- **Request**: Would you copy out the whole listing exactly as given?

- **Available records**:
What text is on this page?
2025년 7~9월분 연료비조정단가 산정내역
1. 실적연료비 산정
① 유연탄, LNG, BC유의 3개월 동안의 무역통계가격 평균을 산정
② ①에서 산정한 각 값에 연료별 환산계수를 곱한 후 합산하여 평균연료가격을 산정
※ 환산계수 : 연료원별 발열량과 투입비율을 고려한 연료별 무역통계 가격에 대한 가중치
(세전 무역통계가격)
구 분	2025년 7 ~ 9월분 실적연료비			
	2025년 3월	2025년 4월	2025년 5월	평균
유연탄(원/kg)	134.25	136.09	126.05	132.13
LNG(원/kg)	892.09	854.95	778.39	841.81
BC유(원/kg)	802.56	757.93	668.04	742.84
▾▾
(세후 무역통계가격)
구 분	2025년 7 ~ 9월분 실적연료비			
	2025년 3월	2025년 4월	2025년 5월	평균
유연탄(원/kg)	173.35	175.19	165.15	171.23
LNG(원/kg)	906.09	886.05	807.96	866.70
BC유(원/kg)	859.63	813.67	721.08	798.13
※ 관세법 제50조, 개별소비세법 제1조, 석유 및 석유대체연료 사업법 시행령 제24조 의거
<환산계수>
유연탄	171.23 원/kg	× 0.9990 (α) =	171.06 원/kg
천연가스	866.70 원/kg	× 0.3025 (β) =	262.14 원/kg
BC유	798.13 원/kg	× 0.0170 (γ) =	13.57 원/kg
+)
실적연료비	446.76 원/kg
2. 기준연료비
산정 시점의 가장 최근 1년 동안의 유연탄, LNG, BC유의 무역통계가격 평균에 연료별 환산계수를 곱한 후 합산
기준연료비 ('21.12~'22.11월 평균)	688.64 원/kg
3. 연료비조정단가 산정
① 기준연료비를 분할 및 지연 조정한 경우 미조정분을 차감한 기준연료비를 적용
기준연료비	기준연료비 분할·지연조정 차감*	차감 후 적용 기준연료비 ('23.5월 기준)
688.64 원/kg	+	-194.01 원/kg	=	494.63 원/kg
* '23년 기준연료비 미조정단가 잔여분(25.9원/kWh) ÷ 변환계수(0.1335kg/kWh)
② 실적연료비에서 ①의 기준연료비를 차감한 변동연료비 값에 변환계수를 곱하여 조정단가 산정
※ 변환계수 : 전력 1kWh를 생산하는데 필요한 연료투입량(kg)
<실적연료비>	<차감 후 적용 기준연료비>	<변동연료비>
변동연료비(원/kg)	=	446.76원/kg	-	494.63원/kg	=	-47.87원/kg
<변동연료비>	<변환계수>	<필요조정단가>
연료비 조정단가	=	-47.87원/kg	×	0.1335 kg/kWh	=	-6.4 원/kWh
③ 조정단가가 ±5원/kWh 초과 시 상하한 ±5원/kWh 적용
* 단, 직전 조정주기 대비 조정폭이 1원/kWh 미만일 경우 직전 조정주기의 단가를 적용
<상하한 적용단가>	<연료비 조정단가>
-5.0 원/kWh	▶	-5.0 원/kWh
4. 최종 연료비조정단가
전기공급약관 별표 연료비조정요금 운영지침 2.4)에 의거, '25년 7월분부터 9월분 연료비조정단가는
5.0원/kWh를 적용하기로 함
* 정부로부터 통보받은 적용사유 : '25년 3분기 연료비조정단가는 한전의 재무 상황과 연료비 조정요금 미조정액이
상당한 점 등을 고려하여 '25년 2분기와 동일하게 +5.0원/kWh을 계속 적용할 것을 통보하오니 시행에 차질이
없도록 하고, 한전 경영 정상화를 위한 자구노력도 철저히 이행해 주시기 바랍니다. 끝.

- **Response to the task**:
What text is on this page?
2025년 7~9월분 연료비조정단가 산정내역
1. 실적연료비 산정
① 유연탄, LNG, BC유의 3개월 동안의 무역통계가격 평균을 산정
② ①에서 산정한 각 값에 연료별 환산계수를 곱한 후 합산하여 평균연료가격을 산정
※ 환산계수 : 연료원별 발열량과 투입비율을 고려한 연료별 무역통계 가격에 대한 가중치
(세전 무역통계가격)
구 분	2025년 7 ~ 9월분 실적연료비			
	2025년 3월	2025년 4월	2025년 5월	평균
유연탄(원/kg)	134.25	136.09	126.05	132.13
LNG(원/kg)	892.09	854.95	778.39	841.81
BC유(원/kg)	802.56	757.93	668.04	742.84
▾▾
(세후 무역통계가격)
구 분	2025년 7 ~ 9월분 실적연료비			
	2025년 3월	2025년 4월	2025년 5월	평균
유연탄(원/kg)	173.35	175.19	165.15	171.23
LNG(원/kg)	906.09	886.05	807.96	866.70
BC유(원/kg)	859.63	813.67	721.08	798.13
※ 관세법 제50조, 개별소비세법 제1조, 석유 및 석유대체연료 사업법 시행령 제24조 의거
<환산계수>
유연탄	171.23 원/kg	× 0.9990 (α) =	171.06 원/kg
천연가스	866.70 원/kg	× 0.3025 (β) =	262.14 원/kg
BC유	798.13 원/kg	× 0.0170 (γ) =	13.57 원/kg
+)
실적연료비	446.76 원/kg
2. 기준연료비
산정 시점의 가장 최근 1년 동안의 유연탄, LNG, BC유의 무역통계가격 평균에 연료별 환산계수를 곱한 후 합산
기준연료비 ('21.12~'22.11월 평균)	688.64 원/kg
3. 연료비조정단가 산정
① 기준연료비를 분할 및 지연 조정한 경우 미조정분을 차감한 기준연료비를 적용
기준연료비	기준연료비 분할·지연조정 차감*	차감 후 적용 기준연료비 ('23.5월 기준)
688.64 원/kg	+	-194.01 원/kg	=	494.63 원/kg
* '23년 기준연료비 미조정단가 잔여분(25.9원/kWh) ÷ 변환계수(0.1335kg/kWh)
② 실적연료비에서 ①의 기준연료비를 차감한 변동연료비 값에 변환계수를 곱하여 조정단가 산정
※ 변환계수 : 전력 1kWh를 생산하는데 필요한 연료투입량(kg)
<실적연료비>	<차감 후 적용 기준연료비>	<변동연료비>
변동연료비(원/kg)	=	446.76원/kg	-	494.63원/kg	=	-47.87원/kg
<변동연료비>	<변환계수>	<필요조정단가>
연료비 조정단가	=	-47.87원/kg	×	0.1335 kg/kWh	=	-6.4 원/kWh
③ 조정단가가 ±5원/kWh 초과 시 상하한 ±5원/kWh 적용
* 단, 직전 조정주기 대비 조정폭이 1원/kWh 미만일 경우 직전 조정주기의 단가를 적용
<상하한 적용단가>	<연료비 조정단가>
-5.0 원/kWh	▶	-5.0 원/kWh
4. 최종 연료비조정단가
전기공급약관 별표 연료비조정요금 운영지침 2.4)에 의거, '25년 7월분부터 9월분 연료비조정단가는
5.0원/kWh를 적용하기로 함
* 정부로부터 통보받은 적용사유 : '25년 3분기 연료비조정단가는 한전의 재무 상황과 연료비 조정요금 미조정액이
상당한 점 등을 고려하여 '25년 2분기와 동일하게 +5.0원/kWh을 계속 적용할 것을 통보하오니 시행에 차질이
없도록 하고, 한전 경영 정상화를 위한 자구노력도 철저히 이행해 주시기 바랍니다. 끝.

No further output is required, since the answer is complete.